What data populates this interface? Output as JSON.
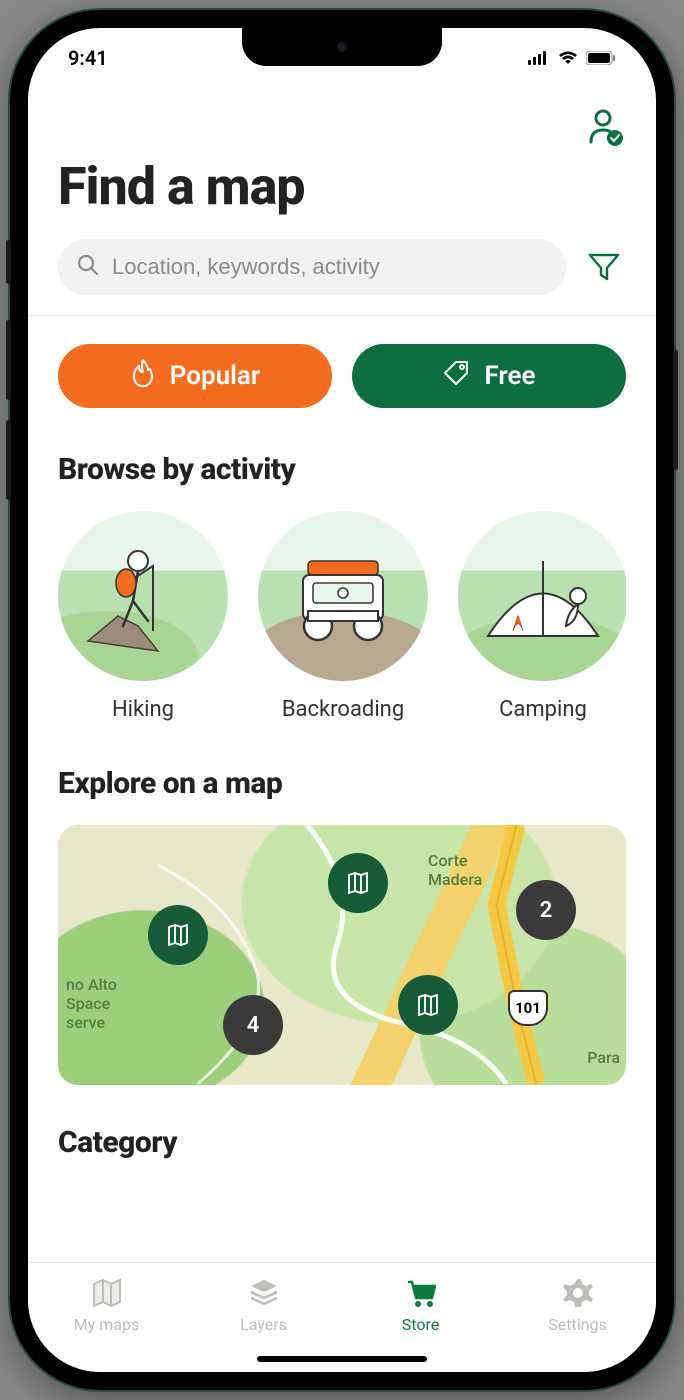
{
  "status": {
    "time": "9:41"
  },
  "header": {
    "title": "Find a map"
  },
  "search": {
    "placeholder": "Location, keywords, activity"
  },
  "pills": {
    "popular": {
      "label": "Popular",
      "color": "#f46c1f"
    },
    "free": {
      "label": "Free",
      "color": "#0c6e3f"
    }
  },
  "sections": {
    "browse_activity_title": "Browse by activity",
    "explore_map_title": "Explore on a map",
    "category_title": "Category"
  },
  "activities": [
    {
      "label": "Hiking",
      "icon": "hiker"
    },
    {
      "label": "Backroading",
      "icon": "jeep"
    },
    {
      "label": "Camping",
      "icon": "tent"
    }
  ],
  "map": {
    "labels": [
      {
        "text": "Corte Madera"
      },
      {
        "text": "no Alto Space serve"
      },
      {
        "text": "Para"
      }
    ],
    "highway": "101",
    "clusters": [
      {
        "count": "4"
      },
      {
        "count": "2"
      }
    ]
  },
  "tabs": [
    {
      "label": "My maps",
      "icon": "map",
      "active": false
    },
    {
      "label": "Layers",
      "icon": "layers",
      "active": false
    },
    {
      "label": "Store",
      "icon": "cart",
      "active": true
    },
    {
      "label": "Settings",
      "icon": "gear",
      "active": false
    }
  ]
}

* * *

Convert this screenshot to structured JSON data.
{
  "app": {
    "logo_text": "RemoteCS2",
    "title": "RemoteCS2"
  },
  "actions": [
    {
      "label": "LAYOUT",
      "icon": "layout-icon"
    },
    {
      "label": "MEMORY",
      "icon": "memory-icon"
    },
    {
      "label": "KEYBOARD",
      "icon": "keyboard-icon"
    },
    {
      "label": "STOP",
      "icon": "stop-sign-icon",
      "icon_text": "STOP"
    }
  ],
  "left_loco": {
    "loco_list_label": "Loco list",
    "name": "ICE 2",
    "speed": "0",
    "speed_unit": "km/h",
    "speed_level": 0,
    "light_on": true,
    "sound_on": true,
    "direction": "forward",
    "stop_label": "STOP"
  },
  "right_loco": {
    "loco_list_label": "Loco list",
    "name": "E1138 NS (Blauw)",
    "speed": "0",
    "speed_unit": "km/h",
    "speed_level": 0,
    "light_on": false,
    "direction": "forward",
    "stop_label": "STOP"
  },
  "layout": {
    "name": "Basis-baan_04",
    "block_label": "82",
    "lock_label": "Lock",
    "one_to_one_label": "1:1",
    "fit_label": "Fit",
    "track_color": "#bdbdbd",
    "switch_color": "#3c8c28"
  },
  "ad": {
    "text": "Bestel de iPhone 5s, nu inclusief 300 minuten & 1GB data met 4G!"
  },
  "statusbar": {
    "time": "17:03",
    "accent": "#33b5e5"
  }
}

- Exercise directions: Using the entries above, return each line that includes the word "data".

- Solution to the problem:
What data populates this interface? Output as JSON.
Convert this screenshot to structured JSON data.
    "text": "Bestel de iPhone 5s, nu inclusief 300 minuten & 1GB data met 4G!"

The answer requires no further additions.